REQUIRED WORK >> Word for word, restate every line of the material.

DATASET RECORDS >>
▬▬▬▬▬▬

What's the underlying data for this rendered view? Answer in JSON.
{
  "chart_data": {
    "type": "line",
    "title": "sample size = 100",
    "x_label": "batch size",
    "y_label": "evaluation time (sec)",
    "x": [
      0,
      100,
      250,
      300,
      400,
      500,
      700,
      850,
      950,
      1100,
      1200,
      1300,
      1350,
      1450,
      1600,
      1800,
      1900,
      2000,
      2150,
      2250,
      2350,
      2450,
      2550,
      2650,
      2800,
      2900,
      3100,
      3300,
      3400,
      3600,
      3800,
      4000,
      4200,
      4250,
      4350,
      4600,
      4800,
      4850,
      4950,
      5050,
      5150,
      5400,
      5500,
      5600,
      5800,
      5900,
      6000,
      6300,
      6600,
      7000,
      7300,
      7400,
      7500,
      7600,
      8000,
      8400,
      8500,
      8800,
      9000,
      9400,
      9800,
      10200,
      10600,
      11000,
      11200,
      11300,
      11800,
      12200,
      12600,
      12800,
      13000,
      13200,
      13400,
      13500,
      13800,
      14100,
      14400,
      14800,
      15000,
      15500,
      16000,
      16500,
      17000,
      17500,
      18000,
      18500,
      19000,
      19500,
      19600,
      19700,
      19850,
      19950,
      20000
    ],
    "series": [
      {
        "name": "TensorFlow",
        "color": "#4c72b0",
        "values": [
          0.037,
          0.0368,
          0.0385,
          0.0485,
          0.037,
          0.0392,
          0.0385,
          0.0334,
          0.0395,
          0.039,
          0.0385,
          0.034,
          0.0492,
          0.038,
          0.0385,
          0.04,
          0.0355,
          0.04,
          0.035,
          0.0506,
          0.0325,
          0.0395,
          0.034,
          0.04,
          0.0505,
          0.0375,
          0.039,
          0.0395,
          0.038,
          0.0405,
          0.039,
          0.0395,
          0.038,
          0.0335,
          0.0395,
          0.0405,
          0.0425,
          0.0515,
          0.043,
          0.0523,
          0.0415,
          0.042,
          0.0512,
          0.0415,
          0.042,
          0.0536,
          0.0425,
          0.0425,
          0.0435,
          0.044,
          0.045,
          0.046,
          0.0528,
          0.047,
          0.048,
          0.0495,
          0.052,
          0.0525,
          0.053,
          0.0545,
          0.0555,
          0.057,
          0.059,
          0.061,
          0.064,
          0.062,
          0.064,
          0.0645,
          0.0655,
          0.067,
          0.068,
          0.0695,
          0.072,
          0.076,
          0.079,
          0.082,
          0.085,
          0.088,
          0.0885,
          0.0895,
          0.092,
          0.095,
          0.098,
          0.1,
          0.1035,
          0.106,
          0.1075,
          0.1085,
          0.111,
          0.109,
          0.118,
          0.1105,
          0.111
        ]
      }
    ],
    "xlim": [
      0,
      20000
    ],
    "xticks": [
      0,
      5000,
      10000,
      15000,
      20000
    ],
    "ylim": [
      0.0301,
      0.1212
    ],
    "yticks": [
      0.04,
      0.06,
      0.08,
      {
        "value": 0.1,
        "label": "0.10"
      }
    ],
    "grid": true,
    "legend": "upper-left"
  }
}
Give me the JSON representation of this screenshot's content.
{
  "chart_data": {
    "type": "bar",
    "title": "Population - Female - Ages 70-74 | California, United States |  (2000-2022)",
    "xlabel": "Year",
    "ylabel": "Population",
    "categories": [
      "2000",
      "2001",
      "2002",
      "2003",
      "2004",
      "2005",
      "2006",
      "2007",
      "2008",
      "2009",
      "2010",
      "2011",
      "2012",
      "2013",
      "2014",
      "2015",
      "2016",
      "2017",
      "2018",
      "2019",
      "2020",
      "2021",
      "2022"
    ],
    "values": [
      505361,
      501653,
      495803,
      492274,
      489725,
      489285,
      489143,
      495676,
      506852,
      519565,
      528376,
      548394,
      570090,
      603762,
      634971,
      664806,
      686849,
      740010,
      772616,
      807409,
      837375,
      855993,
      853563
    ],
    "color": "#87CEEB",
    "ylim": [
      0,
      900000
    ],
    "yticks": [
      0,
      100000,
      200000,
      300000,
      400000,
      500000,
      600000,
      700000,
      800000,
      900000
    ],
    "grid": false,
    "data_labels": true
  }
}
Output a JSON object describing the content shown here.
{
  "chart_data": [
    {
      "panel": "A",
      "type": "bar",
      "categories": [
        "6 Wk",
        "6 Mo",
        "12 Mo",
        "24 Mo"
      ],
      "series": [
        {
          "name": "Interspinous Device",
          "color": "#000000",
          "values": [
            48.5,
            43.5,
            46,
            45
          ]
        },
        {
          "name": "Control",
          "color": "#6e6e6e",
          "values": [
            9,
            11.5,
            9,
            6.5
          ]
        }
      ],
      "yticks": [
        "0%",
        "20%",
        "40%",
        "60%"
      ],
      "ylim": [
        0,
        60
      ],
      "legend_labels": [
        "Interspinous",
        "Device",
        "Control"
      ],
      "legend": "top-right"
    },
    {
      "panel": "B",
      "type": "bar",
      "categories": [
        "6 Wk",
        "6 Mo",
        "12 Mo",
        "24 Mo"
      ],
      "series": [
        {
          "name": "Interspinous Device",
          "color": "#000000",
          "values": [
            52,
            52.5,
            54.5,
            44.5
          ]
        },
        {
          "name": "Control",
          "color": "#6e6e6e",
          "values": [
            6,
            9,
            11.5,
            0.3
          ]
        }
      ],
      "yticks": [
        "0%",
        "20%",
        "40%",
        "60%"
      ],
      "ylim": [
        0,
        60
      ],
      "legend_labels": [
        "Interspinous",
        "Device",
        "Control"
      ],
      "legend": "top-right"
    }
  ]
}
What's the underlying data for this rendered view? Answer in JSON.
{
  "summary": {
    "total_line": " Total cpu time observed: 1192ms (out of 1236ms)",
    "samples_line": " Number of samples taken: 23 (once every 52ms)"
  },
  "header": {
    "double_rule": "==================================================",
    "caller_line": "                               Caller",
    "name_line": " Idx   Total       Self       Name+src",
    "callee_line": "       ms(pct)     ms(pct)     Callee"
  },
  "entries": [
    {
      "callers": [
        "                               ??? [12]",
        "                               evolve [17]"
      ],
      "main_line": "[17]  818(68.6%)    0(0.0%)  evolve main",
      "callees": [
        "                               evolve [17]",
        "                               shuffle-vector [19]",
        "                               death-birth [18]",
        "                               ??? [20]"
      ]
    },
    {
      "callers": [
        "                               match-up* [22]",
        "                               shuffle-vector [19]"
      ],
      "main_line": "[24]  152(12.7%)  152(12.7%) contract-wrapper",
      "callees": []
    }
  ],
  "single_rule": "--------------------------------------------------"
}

▬▬▬▬▬▬

FINISHED ANSWER >>
What's the underlying data for this rendered view? Answer in JSON.
{
  "chart_data": {
    "type": "line",
    "title": "sample size = 100",
    "x_label": "batch size",
    "y_label": "evaluation time (sec)",
    "x": [
      0,
      100,
      250,
      300,
      400,
      500,
      700,
      850,
      950,
      1100,
      1200,
      1300,
      1350,
      1450,
      1600,
      1800,
      1900,
      2000,
      2150,
      2250,
      2350,
      2450,
      2550,
      2650,
      2800,
      2900,
      3100,
      3300,
      3400,
      3600,
      3800,
      4000,
      4200,
      4250,
      4350,
      4600,
      4800,
      4850,
      4950,
      5050,
      5150,
      5400,
      5500,
      5600,
      5800,
      5900,
      6000,
      6300,
      6600,
      7000,
      7300,
      7400,
      7500,
      7600,
      8000,
      8400,
      8500,
      8800,
      9000,
      9400,
      9800,
      10200,
      10600,
      11000,
      11200,
      11300,
      11800,
      12200,
      12600,
      12800,
      13000,
      13200,
      13400,
      13500,
      13800,
      14100,
      14400,
      14800,
      15000,
      15500,
      16000,
      16500,
      17000,
      17500,
      18000,
      18500,
      19000,
      19500,
      19600,
      19700,
      19850,
      19950,
      20000
    ],
    "series": [
      {
        "name": "TensorFlow",
        "color": "#4c72b0",
        "values": [
          0.037,
          0.0368,
          0.0385,
          0.0485,
          0.037,
          0.0392,
          0.0385,
          0.0334,
          0.0395,
          0.039,
          0.0385,
          0.034,
          0.0492,
          0.038,
          0.0385,
          0.04,
          0.0355,
          0.04,
          0.035,
          0.0506,
          0.0325,
          0.0395,
          0.034,
          0.04,
          0.0505,
          0.0375,
          0.039,
          0.0395,
          0.038,
          0.0405,
          0.039,
          0.0395,
          0.038,
          0.0335,
          0.0395,
          0.0405,
          0.0425,
          0.0515,
          0.043,
          0.0523,
          0.0415,
          0.042,
          0.0512,
          0.0415,
          0.042,
          0.0536,
          0.0425,
          0.0425,
          0.0435,
          0.044,
          0.045,
          0.046,
          0.0528,
          0.047,
          0.048,
          0.0495,
          0.052,
          0.0525,
          0.053,
          0.0545,
          0.0555,
          0.057,
          0.059,
          0.061,
          0.064,
          0.062,
          0.064,
          0.0645,
          0.0655,
          0.067,
          0.068,
          0.0695,
          0.072,
          0.076,
          0.079,
          0.082,
          0.085,
          0.088,
          0.0885,
          0.0895,
          0.092,
          0.095,
          0.098,
          0.1,
          0.1035,
          0.106,
          0.1075,
          0.1085,
          0.111,
          0.109,
          0.118,
          0.1105,
          0.111
        ]
      }
    ],
    "xlim": [
      0,
      20000
    ],
    "xticks": [
      0,
      5000,
      10000,
      15000,
      20000
    ],
    "ylim": [
      0.0301,
      0.1212
    ],
    "yticks": [
      0.04,
      0.06,
      0.08,
      {
        "value": 0.1,
        "label": "0.10"
      }
    ],
    "grid": true,
    "legend": "upper-left"
  }
}
Give me the JSON representation of this screenshot's content.
{
  "chart_data": {
    "type": "bar",
    "title": "Population - Female - Ages 70-74 | California, United States |  (2000-2022)",
    "xlabel": "Year",
    "ylabel": "Population",
    "categories": [
      "2000",
      "2001",
      "2002",
      "2003",
      "2004",
      "2005",
      "2006",
      "2007",
      "2008",
      "2009",
      "2010",
      "2011",
      "2012",
      "2013",
      "2014",
      "2015",
      "2016",
      "2017",
      "2018",
      "2019",
      "2020",
      "2021",
      "2022"
    ],
    "values": [
      505361,
      501653,
      495803,
      492274,
      489725,
      489285,
      489143,
      495676,
      506852,
      519565,
      528376,
      548394,
      570090,
      603762,
      634971,
      664806,
      686849,
      740010,
      772616,
      807409,
      837375,
      855993,
      853563
    ],
    "color": "#87CEEB",
    "ylim": [
      0,
      900000
    ],
    "yticks": [
      0,
      100000,
      200000,
      300000,
      400000,
      500000,
      600000,
      700000,
      800000,
      900000
    ],
    "grid": false,
    "data_labels": true
  }
}
Output a JSON object describing the content shown here.
{
  "chart_data": [
    {
      "panel": "A",
      "type": "bar",
      "categories": [
        "6 Wk",
        "6 Mo",
        "12 Mo",
        "24 Mo"
      ],
      "series": [
        {
          "name": "Interspinous Device",
          "color": "#000000",
          "values": [
            48.5,
            43.5,
            46,
            45
          ]
        },
        {
          "name": "Control",
          "color": "#6e6e6e",
          "values": [
            9,
            11.5,
            9,
            6.5
          ]
        }
      ],
      "yticks": [
        "0%",
        "20%",
        "40%",
        "60%"
      ],
      "ylim": [
        0,
        60
      ],
      "legend_labels": [
        "Interspinous",
        "Device",
        "Control"
      ],
      "legend": "top-right"
    },
    {
      "panel": "B",
      "type": "bar",
      "categories": [
        "6 Wk",
        "6 Mo",
        "12 Mo",
        "24 Mo"
      ],
      "series": [
        {
          "name": "Interspinous Device",
          "color": "#000000",
          "values": [
            52,
            52.5,
            54.5,
            44.5
          ]
        },
        {
          "name": "Control",
          "color": "#6e6e6e",
          "values": [
            6,
            9,
            11.5,
            0.3
          ]
        }
      ],
      "yticks": [
        "0%",
        "20%",
        "40%",
        "60%"
      ],
      "ylim": [
        0,
        60
      ],
      "legend_labels": [
        "Interspinous",
        "Device",
        "Control"
      ],
      "legend": "top-right"
    }
  ]
}
What's the underlying data for this rendered view? Answer in JSON.
{
  "summary": {
    "total_line": " Total cpu time observed: 1192ms (out of 1236ms)",
    "samples_line": " Number of samples taken: 23 (once every 52ms)"
  },
  "header": {
    "double_rule": "==================================================",
    "caller_line": "                               Caller",
    "name_line": " Idx   Total       Self       Name+src",
    "callee_line": "       ms(pct)     ms(pct)     Callee"
  },
  "entries": [
    {
      "callers": [
        "                               ??? [12]",
        "                               evolve [17]"
      ],
      "main_line": "[17]  818(68.6%)    0(0.0%)  evolve main",
      "callees": [
        "                               evolve [17]",
        "                               shuffle-vector [19]",
        "                               death-birth [18]",
        "                               ??? [20]"
      ]
    },
    {
      "callers": [
        "                               match-up* [22]",
        "                               shuffle-vector [19]"
      ],
      "main_line": "[24]  152(12.7%)  152(12.7%) contract-wrapper",
      "callees": []
    }
  ],
  "single_rule": "--------------------------------------------------"
}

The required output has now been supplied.